Print the data that follows exactly.
***** EXCERPTED DATA *****
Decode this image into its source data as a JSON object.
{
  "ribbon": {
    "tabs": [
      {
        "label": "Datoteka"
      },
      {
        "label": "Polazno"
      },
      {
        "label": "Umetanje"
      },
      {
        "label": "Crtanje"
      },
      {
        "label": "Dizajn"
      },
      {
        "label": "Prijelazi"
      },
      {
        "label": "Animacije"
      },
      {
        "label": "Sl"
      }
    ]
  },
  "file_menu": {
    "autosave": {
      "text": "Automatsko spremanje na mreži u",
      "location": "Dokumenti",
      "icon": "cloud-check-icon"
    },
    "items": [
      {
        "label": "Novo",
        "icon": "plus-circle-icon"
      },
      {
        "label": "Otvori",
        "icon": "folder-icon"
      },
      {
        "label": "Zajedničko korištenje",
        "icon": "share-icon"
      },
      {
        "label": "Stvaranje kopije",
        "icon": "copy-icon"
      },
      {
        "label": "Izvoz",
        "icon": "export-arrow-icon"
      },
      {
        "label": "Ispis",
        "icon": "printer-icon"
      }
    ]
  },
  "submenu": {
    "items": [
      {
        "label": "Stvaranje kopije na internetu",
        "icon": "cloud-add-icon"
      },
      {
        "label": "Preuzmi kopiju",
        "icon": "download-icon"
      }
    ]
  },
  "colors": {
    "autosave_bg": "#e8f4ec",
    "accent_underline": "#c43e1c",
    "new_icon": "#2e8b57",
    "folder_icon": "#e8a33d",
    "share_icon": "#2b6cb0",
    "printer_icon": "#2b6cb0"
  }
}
*****
EXERCISE RESULT:
Decode this image into its source data as a JSON object.
{
  "ribbon": {
    "tabs": [
      {
        "label": "Datoteka"
      },
      {
        "label": "Polazno"
      },
      {
        "label": "Umetanje"
      },
      {
        "label": "Crtanje"
      },
      {
        "label": "Dizajn"
      },
      {
        "label": "Prijelazi"
      },
      {
        "label": "Animacije"
      },
      {
        "label": "Sl"
      }
    ]
  },
  "file_menu": {
    "autosave": {
      "text": "Automatsko spremanje na mreži u",
      "location": "Dokumenti",
      "icon": "cloud-check-icon"
    },
    "items": [
      {
        "label": "Novo",
        "icon": "plus-circle-icon"
      },
      {
        "label": "Otvori",
        "icon": "folder-icon"
      },
      {
        "label": "Zajedničko korištenje",
        "icon": "share-icon"
      },
      {
        "label": "Stvaranje kopije",
        "icon": "copy-icon"
      },
      {
        "label": "Izvoz",
        "icon": "export-arrow-icon"
      },
      {
        "label": "Ispis",
        "icon": "printer-icon"
      }
    ]
  },
  "submenu": {
    "items": [
      {
        "label": "Stvaranje kopije na internetu",
        "icon": "cloud-add-icon"
      },
      {
        "label": "Preuzmi kopiju",
        "icon": "download-icon"
      }
    ]
  },
  "colors": {
    "autosave_bg": "#e8f4ec",
    "accent_underline": "#c43e1c",
    "new_icon": "#2e8b57",
    "folder_icon": "#e8a33d",
    "share_icon": "#2b6cb0",
    "printer_icon": "#2b6cb0"
  }
}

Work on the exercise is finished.